Dataset items
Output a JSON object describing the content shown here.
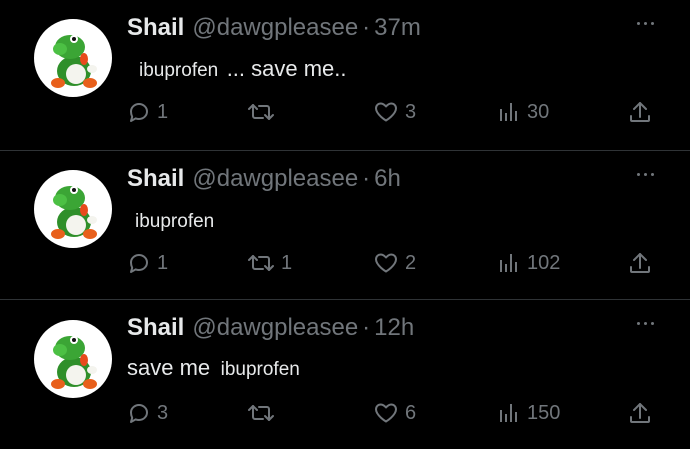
{
  "tweets": [
    {
      "name": "Shail",
      "handle": "@dawgpleasee",
      "separator": "·",
      "time": "37m",
      "body_ibuprofen": "ibuprofen",
      "body_main": "... save me..",
      "reply_count": "1",
      "retweet_count": "",
      "like_count": "3",
      "view_count": "30"
    },
    {
      "name": "Shail",
      "handle": "@dawgpleasee",
      "separator": "·",
      "time": "6h",
      "body_ibuprofen": "ibuprofen",
      "body_main": "",
      "reply_count": "1",
      "retweet_count": "1",
      "like_count": "2",
      "view_count": "102"
    },
    {
      "name": "Shail",
      "handle": "@dawgpleasee",
      "separator": "·",
      "time": "12h",
      "body_ibuprofen": "ibuprofen",
      "body_main": "save me",
      "reply_count": "3",
      "retweet_count": "",
      "like_count": "6",
      "view_count": "150"
    }
  ],
  "icons": {
    "avatar": "yoshi-avatar",
    "more": "more-horizontal-icon",
    "reply": "reply-icon",
    "retweet": "retweet-icon",
    "like": "heart-icon",
    "views": "views-chart-icon",
    "share": "share-icon"
  },
  "colors": {
    "background": "#000000",
    "text_primary": "#e7e9ea",
    "text_secondary": "#71767b",
    "divider": "#2f3336"
  }
}
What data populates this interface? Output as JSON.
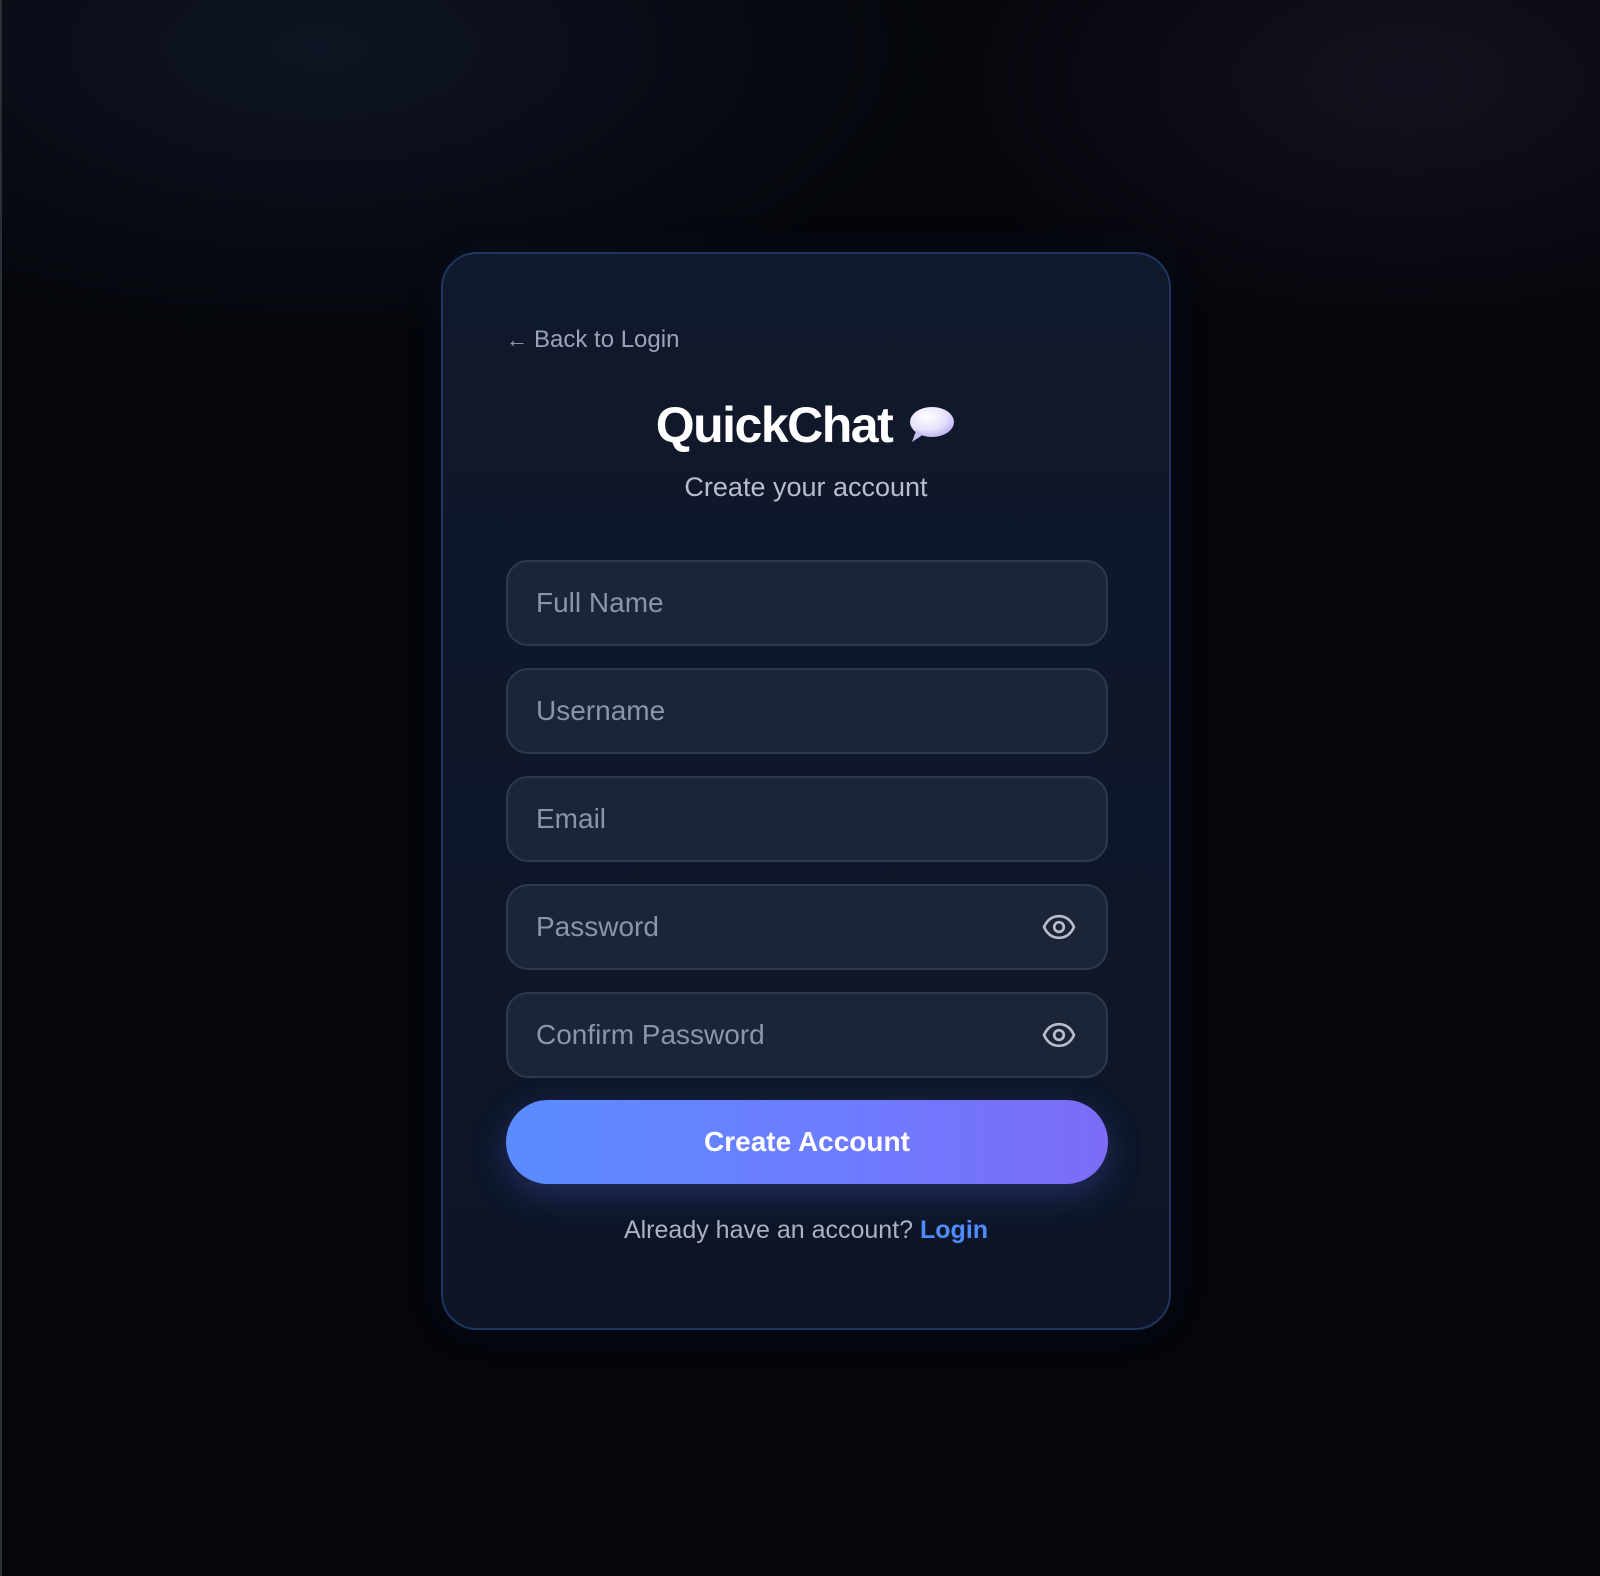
{
  "colors": {
    "background": "#04060b",
    "card_background": "#10182b",
    "card_border": "#1f3560",
    "input_background": "#1c2438",
    "input_border": "#2d394d",
    "placeholder_text": "#8b95a7",
    "button_gradient_start": "#5a8cff",
    "button_gradient_end": "#7c6cf6",
    "link_accent": "#4f8bff"
  },
  "back_link": {
    "arrow": "←",
    "label": "Back to Login",
    "icon": "left-arrow-icon"
  },
  "brand": {
    "title": "QuickChat",
    "icon": "speech-bubble-icon"
  },
  "subtitle": "Create your account",
  "form": {
    "fields": [
      {
        "name": "full-name",
        "placeholder": "Full Name",
        "type": "text",
        "value": ""
      },
      {
        "name": "username",
        "placeholder": "Username",
        "type": "text",
        "value": ""
      },
      {
        "name": "email",
        "placeholder": "Email",
        "type": "email",
        "value": ""
      },
      {
        "name": "password",
        "placeholder": "Password",
        "type": "password",
        "value": "",
        "toggle_icon": "eye-icon"
      },
      {
        "name": "confirm-password",
        "placeholder": "Confirm Password",
        "type": "password",
        "value": "",
        "toggle_icon": "eye-icon"
      }
    ],
    "submit_label": "Create Account"
  },
  "footer": {
    "prompt": "Already have an account?",
    "link_label": "Login"
  }
}
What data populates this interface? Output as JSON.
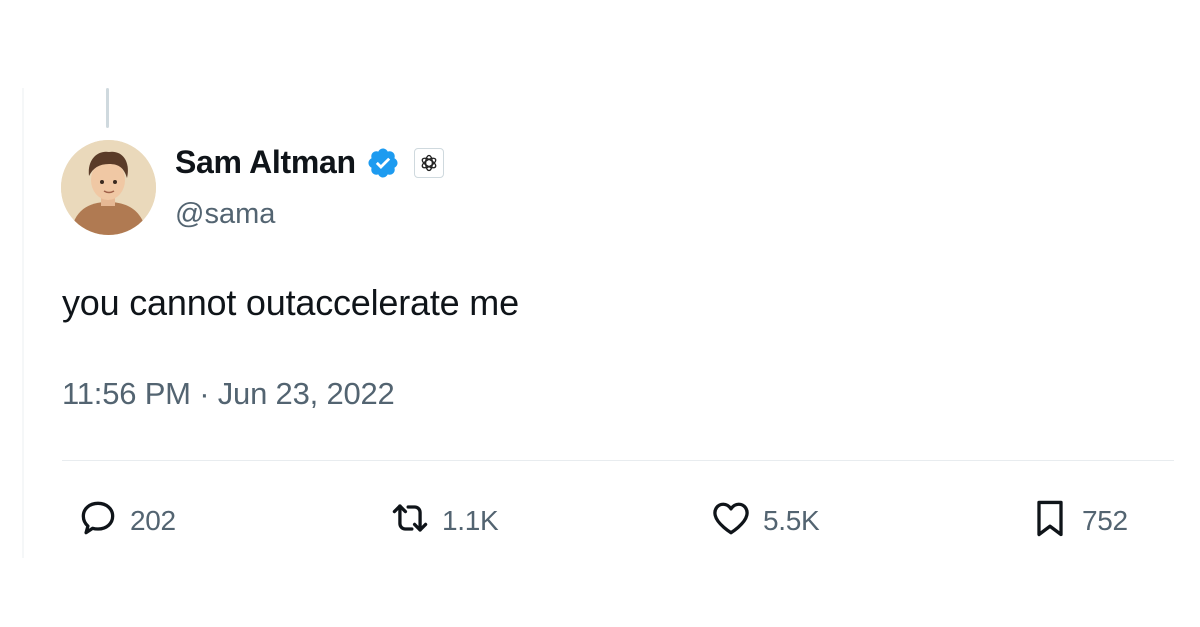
{
  "tweet": {
    "author": {
      "display_name": "Sam Altman",
      "handle": "@sama",
      "verified": true,
      "affiliation_icon": "openai-logo-icon"
    },
    "text": "you cannot outaccelerate me",
    "timestamp": "11:56 PM · Jun 23, 2022",
    "metrics": {
      "replies": "202",
      "reposts": "1.1K",
      "likes": "5.5K",
      "bookmarks": "752"
    }
  },
  "colors": {
    "text_primary": "#0f1419",
    "text_secondary": "#536471",
    "verified_blue": "#1d9bf0",
    "divider": "#e8ecef",
    "thread_line": "#cfd9de"
  },
  "icons": {
    "reply": "speech-bubble-icon",
    "repost": "repost-arrows-icon",
    "like": "heart-icon",
    "bookmark": "bookmark-icon",
    "verified": "verified-badge-icon"
  }
}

EXERCISE TASK —
Output an exact copy of the material, with the pictures removed.

COMPLETE ANSWER —
Output a JSON object describing the content shown here.
{
  "tweets": [
    {
      "name": "Shail",
      "handle": "@dawgpleasee",
      "separator": "·",
      "time": "37m",
      "body_ibuprofen": "ibuprofen",
      "body_main": "... save me..",
      "reply_count": "1",
      "retweet_count": "",
      "like_count": "3",
      "view_count": "30"
    },
    {
      "name": "Shail",
      "handle": "@dawgpleasee",
      "separator": "·",
      "time": "6h",
      "body_ibuprofen": "ibuprofen",
      "body_main": "",
      "reply_count": "1",
      "retweet_count": "1",
      "like_count": "2",
      "view_count": "102"
    },
    {
      "name": "Shail",
      "handle": "@dawgpleasee",
      "separator": "·",
      "time": "12h",
      "body_ibuprofen": "ibuprofen",
      "body_main": "save me",
      "reply_count": "3",
      "retweet_count": "",
      "like_count": "6",
      "view_count": "150"
    }
  ],
  "icons": {
    "avatar": "yoshi-avatar",
    "more": "more-horizontal-icon",
    "reply": "reply-icon",
    "retweet": "retweet-icon",
    "like": "heart-icon",
    "views": "views-chart-icon",
    "share": "share-icon"
  },
  "colors": {
    "background": "#000000",
    "text_primary": "#e7e9ea",
    "text_secondary": "#71767b",
    "divider": "#2f3336"
  }
}
What data populates this interface? Output as JSON.
{
  "colors": {
    "background": "#04060b",
    "card_background": "#10182b",
    "card_border": "#1f3560",
    "input_background": "#1c2438",
    "input_border": "#2d394d",
    "placeholder_text": "#8b95a7",
    "button_gradient_start": "#5a8cff",
    "button_gradient_end": "#7c6cf6",
    "link_accent": "#4f8bff"
  },
  "back_link": {
    "arrow": "←",
    "label": "Back to Login",
    "icon": "left-arrow-icon"
  },
  "brand": {
    "title": "QuickChat",
    "icon": "speech-bubble-icon"
  },
  "subtitle": "Create your account",
  "form": {
    "fields": [
      {
        "name": "full-name",
        "placeholder": "Full Name",
        "type": "text",
        "value": ""
      },
      {
        "name": "username",
        "placeholder": "Username",
        "type": "text",
        "value": ""
      },
      {
        "name": "email",
        "placeholder": "Email",
        "type": "email",
        "value": ""
      },
      {
        "name": "password",
        "placeholder": "Password",
        "type": "password",
        "value": "",
        "toggle_icon": "eye-icon"
      },
      {
        "name": "confirm-password",
        "placeholder": "Confirm Password",
        "type": "password",
        "value": "",
        "toggle_icon": "eye-icon"
      }
    ],
    "submit_label": "Create Account"
  },
  "footer": {
    "prompt": "Already have an account?",
    "link_label": "Login"
  }
}
What data populates this interface? Output as JSON.
{
  "tweet": {
    "author": {
      "display_name": "Sam Altman",
      "handle": "@sama",
      "verified": true,
      "affiliation_icon": "openai-logo-icon"
    },
    "text": "you cannot outaccelerate me",
    "timestamp": "11:56 PM · Jun 23, 2022",
    "metrics": {
      "replies": "202",
      "reposts": "1.1K",
      "likes": "5.5K",
      "bookmarks": "752"
    }
  },
  "colors": {
    "text_primary": "#0f1419",
    "text_secondary": "#536471",
    "verified_blue": "#1d9bf0",
    "divider": "#e8ecef",
    "thread_line": "#cfd9de"
  },
  "icons": {
    "reply": "speech-bubble-icon",
    "repost": "repost-arrows-icon",
    "like": "heart-icon",
    "bookmark": "bookmark-icon",
    "verified": "verified-badge-icon"
  }
}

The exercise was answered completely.